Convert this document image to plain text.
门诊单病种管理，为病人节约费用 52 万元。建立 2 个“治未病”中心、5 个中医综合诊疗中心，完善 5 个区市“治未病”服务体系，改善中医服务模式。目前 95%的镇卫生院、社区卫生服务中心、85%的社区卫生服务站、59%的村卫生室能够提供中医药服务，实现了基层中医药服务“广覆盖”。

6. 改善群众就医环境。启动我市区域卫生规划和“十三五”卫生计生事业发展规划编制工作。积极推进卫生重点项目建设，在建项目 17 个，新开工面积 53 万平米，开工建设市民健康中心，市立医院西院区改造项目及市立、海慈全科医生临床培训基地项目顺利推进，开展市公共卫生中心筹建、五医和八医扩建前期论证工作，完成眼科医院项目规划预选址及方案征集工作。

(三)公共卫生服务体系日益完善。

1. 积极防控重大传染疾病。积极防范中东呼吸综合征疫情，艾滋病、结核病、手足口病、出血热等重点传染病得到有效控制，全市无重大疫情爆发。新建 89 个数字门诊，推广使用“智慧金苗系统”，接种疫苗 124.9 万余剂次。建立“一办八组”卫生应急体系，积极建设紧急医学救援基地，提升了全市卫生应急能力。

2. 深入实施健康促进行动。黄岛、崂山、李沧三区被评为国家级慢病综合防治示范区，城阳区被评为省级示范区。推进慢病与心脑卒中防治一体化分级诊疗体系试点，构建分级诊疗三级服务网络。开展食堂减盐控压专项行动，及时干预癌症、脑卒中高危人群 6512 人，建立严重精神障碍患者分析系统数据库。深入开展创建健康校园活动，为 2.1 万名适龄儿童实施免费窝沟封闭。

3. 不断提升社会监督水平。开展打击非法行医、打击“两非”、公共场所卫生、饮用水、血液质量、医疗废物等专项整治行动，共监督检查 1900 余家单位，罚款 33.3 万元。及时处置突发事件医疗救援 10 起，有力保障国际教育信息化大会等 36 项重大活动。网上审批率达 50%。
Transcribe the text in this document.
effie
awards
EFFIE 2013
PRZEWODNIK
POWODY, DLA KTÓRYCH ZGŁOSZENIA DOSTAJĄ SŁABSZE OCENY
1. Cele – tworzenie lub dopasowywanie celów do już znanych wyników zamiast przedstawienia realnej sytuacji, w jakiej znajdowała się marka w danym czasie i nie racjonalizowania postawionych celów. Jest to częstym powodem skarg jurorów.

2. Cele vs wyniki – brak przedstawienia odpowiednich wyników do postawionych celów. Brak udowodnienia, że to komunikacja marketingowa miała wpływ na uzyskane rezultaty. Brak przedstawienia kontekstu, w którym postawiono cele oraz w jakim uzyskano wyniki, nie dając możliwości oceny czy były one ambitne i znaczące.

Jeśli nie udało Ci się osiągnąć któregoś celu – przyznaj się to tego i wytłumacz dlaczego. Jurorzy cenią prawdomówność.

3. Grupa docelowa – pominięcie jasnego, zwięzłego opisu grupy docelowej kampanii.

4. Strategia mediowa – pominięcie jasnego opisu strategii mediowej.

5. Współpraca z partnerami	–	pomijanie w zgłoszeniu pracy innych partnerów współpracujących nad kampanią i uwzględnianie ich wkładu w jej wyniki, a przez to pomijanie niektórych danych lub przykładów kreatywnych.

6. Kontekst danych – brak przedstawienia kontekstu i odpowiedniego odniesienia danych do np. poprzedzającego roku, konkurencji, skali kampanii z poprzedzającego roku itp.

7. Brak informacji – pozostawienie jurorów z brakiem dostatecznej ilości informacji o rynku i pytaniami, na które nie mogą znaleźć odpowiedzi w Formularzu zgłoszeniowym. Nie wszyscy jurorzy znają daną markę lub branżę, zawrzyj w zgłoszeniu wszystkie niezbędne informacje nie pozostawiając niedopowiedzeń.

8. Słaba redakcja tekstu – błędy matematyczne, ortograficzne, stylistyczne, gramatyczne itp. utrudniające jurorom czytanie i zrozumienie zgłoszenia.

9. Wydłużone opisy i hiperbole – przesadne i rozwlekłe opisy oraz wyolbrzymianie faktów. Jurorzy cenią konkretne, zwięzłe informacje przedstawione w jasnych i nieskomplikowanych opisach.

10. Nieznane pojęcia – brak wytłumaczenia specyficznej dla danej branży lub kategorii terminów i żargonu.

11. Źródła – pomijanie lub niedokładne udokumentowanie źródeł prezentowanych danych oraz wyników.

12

*Work required*: All of the records must be repeated exactly.

*Task result*:
Convert this document image to plain text.
门诊单病种管理，为病人节约费用 52 万元。建立 2 个“治未病”中心、5 个中医综合诊疗中心，完善 5 个区市“治未病”服务体系，改善中医服务模式。目前 95%的镇卫生院、社区卫生服务中心、85%的社区卫生服务站、59%的村卫生室能够提供中医药服务，实现了基层中医药服务“广覆盖”。

6. 改善群众就医环境。启动我市区域卫生规划和“十三五”卫生计生事业发展规划编制工作。积极推进卫生重点项目建设，在建项目 17 个，新开工面积 53 万平米，开工建设市民健康中心，市立医院西院区改造项目及市立、海慈全科医生临床培训基地项目顺利推进，开展市公共卫生中心筹建、五医和八医扩建前期论证工作，完成眼科医院项目规划预选址及方案征集工作。

(三)公共卫生服务体系日益完善。

1. 积极防控重大传染疾病。积极防范中东呼吸综合征疫情，艾滋病、结核病、手足口病、出血热等重点传染病得到有效控制，全市无重大疫情爆发。新建 89 个数字门诊，推广使用“智慧金苗系统”，接种疫苗 124.9 万余剂次。建立“一办八组”卫生应急体系，积极建设紧急医学救援基地，提升了全市卫生应急能力。

2. 深入实施健康促进行动。黄岛、崂山、李沧三区被评为国家级慢病综合防治示范区，城阳区被评为省级示范区。推进慢病与心脑卒中防治一体化分级诊疗体系试点，构建分级诊疗三级服务网络。开展食堂减盐控压专项行动，及时干预癌症、脑卒中高危人群 6512 人，建立严重精神障碍患者分析系统数据库。深入开展创建健康校园活动，为 2.1 万名适龄儿童实施免费窝沟封闭。

3. 不断提升社会监督水平。开展打击非法行医、打击“两非”、公共场所卫生、饮用水、血液质量、医疗废物等专项整治行动，共监督检查 1900 余家单位，罚款 33.3 万元。及时处置突发事件医疗救援 10 起，有力保障国际教育信息化大会等 36 项重大活动。网上审批率达 50%。
Transcribe the text in this document.
effie
awards
EFFIE 2013
PRZEWODNIK
POWODY, DLA KTÓRYCH ZGŁOSZENIA DOSTAJĄ SŁABSZE OCENY
1. Cele – tworzenie lub dopasowywanie celów do już znanych wyników zamiast przedstawienia realnej sytuacji, w jakiej znajdowała się marka w danym czasie i nie racjonalizowania postawionych celów. Jest to częstym powodem skarg jurorów.

2. Cele vs wyniki – brak przedstawienia odpowiednich wyników do postawionych celów. Brak udowodnienia, że to komunikacja marketingowa miała wpływ na uzyskane rezultaty. Brak przedstawienia kontekstu, w którym postawiono cele oraz w jakim uzyskano wyniki, nie dając możliwości oceny czy były one ambitne i znaczące.

Jeśli nie udało Ci się osiągnąć któregoś celu – przyznaj się to tego i wytłumacz dlaczego. Jurorzy cenią prawdomówność.

3. Grupa docelowa – pominięcie jasnego, zwięzłego opisu grupy docelowej kampanii.

4. Strategia mediowa – pominięcie jasnego opisu strategii mediowej.

5. Współpraca z partnerami	–	pomijanie w zgłoszeniu pracy innych partnerów współpracujących nad kampanią i uwzględnianie ich wkładu w jej wyniki, a przez to pomijanie niektórych danych lub przykładów kreatywnych.

6. Kontekst danych – brak przedstawienia kontekstu i odpowiedniego odniesienia danych do np. poprzedzającego roku, konkurencji, skali kampanii z poprzedzającego roku itp.

7. Brak informacji – pozostawienie jurorów z brakiem dostatecznej ilości informacji o rynku i pytaniami, na które nie mogą znaleźć odpowiedzi w Formularzu zgłoszeniowym. Nie wszyscy jurorzy znają daną markę lub branżę, zawrzyj w zgłoszeniu wszystkie niezbędne informacje nie pozostawiając niedopowiedzeń.

8. Słaba redakcja tekstu – błędy matematyczne, ortograficzne, stylistyczne, gramatyczne itp. utrudniające jurorom czytanie i zrozumienie zgłoszenia.

9. Wydłużone opisy i hiperbole – przesadne i rozwlekłe opisy oraz wyolbrzymianie faktów. Jurorzy cenią konkretne, zwięzłe informacje przedstawione w jasnych i nieskomplikowanych opisach.

10. Nieznane pojęcia – brak wytłumaczenia specyficznej dla danej branży lub kategorii terminów i żargonu.

11. Źródła – pomijanie lub niedokładne udokumentowanie źródeł prezentowanych danych oraz wyników.

12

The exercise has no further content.